(WRITTEN TASK)
Report how many lines in the records hold the string "text"; give the number and nothing else.

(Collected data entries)
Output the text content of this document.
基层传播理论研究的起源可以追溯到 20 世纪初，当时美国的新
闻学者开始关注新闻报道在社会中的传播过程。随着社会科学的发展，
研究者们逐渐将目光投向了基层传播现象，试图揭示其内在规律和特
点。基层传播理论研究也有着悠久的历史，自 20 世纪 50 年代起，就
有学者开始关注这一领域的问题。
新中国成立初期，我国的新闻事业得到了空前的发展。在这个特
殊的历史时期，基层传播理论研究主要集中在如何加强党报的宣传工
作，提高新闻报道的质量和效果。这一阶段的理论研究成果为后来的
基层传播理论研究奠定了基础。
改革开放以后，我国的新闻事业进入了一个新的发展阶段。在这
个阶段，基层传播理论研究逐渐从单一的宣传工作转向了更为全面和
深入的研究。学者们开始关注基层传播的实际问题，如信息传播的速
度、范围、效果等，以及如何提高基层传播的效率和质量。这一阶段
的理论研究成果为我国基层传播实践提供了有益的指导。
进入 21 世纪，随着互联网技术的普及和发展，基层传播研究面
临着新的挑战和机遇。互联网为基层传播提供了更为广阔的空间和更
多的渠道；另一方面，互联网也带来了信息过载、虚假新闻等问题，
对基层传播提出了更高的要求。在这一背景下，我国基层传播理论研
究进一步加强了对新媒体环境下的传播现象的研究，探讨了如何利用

==

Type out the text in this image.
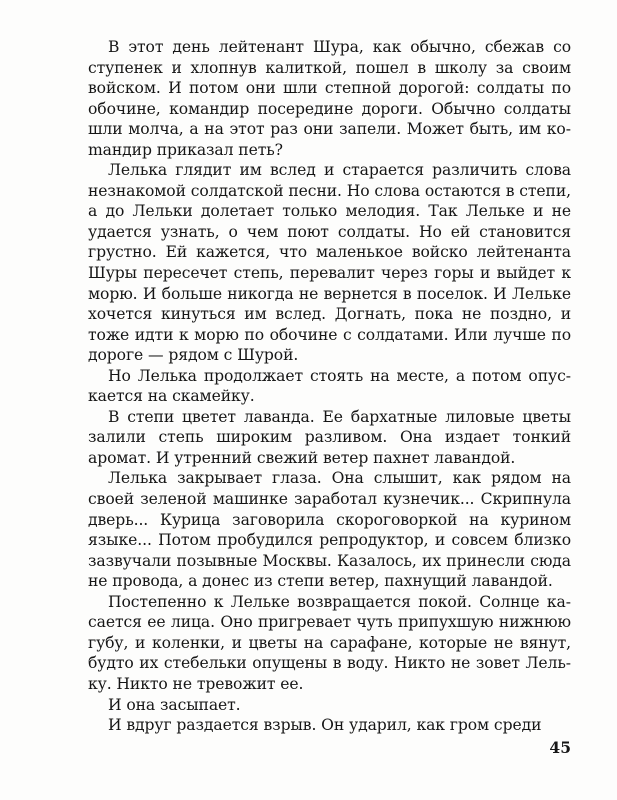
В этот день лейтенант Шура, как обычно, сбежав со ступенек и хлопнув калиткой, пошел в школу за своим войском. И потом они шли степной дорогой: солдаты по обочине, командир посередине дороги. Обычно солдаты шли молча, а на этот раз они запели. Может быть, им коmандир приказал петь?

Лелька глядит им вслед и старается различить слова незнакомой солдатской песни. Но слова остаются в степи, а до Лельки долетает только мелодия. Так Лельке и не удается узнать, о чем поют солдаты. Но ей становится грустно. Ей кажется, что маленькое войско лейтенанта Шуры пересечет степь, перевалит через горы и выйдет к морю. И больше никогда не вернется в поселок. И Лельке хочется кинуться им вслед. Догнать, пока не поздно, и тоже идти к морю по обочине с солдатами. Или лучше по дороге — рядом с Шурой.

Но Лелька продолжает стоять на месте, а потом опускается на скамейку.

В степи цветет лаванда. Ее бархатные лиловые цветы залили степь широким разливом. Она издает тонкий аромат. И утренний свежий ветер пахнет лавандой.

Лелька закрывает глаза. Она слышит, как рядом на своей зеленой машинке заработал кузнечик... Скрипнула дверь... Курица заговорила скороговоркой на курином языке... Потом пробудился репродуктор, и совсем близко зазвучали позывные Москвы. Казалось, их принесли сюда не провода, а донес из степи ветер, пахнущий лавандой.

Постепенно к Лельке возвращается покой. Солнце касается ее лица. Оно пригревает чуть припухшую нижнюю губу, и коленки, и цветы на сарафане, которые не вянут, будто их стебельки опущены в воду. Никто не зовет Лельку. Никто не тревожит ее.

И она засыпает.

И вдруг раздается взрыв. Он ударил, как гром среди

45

(THE ANSWER)
2